--- Problem description ---
Scan the listing below. Report each line that includes "Questions".

--- Material provided ---

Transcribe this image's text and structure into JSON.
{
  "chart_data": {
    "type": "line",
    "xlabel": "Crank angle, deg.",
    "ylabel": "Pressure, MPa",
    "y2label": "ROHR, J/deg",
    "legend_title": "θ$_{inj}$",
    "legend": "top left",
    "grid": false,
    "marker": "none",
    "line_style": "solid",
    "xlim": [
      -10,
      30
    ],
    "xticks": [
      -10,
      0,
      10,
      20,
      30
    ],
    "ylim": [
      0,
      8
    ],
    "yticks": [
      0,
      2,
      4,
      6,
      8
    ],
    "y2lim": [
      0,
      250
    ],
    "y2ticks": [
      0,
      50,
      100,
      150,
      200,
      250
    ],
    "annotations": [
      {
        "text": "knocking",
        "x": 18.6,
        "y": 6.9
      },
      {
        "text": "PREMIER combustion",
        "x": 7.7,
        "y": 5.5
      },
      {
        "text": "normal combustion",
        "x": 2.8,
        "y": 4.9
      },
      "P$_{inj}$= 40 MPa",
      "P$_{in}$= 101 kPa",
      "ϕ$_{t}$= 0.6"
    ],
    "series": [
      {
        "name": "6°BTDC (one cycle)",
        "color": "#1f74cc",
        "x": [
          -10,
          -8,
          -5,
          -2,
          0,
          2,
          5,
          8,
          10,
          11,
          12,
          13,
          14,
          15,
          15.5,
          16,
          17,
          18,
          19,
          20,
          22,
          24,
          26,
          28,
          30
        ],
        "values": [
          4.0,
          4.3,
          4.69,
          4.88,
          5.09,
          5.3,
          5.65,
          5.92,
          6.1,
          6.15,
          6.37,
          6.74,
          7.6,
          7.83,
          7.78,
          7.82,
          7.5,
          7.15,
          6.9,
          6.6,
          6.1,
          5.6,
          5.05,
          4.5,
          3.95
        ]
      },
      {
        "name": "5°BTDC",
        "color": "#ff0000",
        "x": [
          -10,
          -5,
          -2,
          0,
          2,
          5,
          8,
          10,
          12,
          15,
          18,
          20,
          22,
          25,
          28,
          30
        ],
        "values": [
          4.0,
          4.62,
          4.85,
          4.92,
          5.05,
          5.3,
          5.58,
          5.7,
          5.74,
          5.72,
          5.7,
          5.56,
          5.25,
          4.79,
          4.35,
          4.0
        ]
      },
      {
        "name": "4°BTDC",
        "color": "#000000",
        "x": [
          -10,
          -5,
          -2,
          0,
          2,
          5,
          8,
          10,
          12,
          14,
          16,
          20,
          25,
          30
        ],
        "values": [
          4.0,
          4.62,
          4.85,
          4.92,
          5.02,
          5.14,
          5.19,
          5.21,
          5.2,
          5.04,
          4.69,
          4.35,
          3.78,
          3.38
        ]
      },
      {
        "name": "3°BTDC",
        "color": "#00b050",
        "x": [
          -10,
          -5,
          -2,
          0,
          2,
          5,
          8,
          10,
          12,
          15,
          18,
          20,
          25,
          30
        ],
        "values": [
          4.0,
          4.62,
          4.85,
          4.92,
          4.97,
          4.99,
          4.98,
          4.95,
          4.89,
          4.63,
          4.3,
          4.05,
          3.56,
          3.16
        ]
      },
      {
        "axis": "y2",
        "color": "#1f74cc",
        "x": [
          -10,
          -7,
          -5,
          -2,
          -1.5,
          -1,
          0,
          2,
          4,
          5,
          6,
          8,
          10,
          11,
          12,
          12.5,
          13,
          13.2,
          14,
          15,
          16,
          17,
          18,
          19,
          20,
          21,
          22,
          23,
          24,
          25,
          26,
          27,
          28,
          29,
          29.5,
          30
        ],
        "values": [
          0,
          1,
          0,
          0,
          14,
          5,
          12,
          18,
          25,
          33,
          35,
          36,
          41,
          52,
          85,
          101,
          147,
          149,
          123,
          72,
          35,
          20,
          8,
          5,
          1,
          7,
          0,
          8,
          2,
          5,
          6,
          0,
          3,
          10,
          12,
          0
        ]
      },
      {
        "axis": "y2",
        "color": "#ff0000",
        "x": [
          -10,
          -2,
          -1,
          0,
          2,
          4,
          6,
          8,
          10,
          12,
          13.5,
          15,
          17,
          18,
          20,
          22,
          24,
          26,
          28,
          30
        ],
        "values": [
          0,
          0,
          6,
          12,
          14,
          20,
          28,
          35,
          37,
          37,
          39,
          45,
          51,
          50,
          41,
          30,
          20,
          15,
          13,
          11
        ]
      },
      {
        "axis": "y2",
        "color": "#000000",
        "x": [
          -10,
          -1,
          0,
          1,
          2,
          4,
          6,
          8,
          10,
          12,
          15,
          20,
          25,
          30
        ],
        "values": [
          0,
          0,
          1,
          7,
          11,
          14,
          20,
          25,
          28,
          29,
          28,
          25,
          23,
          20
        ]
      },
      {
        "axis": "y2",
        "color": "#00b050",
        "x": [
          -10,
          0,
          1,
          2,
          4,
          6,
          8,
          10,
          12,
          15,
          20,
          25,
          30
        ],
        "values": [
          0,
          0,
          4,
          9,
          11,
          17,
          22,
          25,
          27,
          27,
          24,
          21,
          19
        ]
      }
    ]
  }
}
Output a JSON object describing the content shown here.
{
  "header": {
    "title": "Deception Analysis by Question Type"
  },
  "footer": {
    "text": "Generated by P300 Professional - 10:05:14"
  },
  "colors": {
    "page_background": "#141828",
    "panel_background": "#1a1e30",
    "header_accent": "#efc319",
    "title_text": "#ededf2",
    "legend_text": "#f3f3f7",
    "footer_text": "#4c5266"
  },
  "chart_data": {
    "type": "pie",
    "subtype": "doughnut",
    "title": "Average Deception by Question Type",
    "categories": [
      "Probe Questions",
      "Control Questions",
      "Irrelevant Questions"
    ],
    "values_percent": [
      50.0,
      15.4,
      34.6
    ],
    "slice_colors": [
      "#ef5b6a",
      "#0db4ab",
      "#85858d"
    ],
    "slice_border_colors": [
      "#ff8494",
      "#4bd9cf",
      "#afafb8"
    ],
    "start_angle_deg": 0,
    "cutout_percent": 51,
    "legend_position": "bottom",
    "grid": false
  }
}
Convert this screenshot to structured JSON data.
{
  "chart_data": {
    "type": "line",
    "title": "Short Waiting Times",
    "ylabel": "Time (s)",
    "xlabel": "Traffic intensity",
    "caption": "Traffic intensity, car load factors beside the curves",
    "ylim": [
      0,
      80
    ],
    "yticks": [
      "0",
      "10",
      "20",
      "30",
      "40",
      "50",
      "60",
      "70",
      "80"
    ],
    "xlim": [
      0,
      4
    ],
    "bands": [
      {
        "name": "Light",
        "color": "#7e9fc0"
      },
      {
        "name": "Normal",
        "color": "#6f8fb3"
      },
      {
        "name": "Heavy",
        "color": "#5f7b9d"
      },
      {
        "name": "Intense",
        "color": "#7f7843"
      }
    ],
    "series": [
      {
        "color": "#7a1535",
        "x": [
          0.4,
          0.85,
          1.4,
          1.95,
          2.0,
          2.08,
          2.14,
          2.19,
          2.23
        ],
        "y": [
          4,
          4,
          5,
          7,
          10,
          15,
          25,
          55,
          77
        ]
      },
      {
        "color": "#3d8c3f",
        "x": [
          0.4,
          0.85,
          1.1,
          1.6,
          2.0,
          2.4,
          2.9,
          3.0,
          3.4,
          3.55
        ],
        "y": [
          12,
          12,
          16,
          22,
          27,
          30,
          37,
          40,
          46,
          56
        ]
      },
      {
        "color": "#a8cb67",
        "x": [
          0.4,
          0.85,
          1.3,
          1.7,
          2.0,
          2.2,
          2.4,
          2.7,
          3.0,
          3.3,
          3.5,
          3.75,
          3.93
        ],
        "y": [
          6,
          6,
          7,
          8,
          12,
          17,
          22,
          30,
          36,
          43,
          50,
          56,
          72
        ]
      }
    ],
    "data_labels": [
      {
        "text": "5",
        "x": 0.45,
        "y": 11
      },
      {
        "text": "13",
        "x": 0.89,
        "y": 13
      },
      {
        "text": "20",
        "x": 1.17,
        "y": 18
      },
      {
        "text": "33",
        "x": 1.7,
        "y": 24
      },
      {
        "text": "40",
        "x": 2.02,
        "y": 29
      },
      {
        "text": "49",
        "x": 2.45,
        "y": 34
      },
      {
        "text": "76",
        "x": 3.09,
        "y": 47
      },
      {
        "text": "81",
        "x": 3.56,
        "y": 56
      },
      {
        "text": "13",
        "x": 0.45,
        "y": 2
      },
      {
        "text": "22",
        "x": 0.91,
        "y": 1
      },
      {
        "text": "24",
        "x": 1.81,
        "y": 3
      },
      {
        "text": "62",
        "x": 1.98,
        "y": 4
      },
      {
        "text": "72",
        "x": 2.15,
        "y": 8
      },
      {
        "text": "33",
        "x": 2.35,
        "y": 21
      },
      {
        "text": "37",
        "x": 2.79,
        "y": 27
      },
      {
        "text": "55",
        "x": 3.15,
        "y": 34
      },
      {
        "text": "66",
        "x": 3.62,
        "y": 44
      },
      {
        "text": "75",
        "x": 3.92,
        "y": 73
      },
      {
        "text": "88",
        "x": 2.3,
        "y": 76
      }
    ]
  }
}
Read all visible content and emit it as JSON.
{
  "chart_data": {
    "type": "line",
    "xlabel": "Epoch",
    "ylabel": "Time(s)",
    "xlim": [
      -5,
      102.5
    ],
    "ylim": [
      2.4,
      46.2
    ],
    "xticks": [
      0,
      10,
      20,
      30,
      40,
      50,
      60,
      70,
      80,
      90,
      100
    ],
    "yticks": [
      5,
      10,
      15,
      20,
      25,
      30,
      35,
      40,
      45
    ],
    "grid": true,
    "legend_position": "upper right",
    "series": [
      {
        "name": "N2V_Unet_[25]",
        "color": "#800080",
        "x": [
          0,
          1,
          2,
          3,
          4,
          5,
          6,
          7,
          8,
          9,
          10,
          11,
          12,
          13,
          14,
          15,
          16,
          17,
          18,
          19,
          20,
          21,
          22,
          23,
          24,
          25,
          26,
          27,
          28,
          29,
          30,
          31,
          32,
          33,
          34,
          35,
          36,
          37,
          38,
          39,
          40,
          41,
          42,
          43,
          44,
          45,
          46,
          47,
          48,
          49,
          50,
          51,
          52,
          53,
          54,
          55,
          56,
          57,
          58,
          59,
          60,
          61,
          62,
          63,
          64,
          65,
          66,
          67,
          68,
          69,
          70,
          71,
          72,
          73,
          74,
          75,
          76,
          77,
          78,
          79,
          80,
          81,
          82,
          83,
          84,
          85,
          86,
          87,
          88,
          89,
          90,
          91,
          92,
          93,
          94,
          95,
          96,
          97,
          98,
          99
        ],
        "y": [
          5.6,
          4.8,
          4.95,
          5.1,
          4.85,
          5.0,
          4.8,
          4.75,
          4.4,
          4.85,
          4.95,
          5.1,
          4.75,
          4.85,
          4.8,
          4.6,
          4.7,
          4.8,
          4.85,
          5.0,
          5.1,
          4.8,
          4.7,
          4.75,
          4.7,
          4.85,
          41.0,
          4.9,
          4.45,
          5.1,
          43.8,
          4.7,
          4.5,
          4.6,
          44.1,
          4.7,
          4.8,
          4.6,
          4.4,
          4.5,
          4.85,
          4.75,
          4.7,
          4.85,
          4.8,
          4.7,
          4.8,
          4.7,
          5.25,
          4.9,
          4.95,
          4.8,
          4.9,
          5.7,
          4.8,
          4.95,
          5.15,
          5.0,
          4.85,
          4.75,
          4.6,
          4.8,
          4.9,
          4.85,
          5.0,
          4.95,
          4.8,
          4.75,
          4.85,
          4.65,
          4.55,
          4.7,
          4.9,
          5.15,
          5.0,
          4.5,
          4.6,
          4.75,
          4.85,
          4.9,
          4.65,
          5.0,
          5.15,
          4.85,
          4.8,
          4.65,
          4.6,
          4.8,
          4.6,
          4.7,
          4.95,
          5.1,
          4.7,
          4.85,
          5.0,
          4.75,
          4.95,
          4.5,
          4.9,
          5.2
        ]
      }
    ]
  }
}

--- Response for this exercise ---
      "Probe Questions",
      "Control Questions",
      "Irrelevant Questions"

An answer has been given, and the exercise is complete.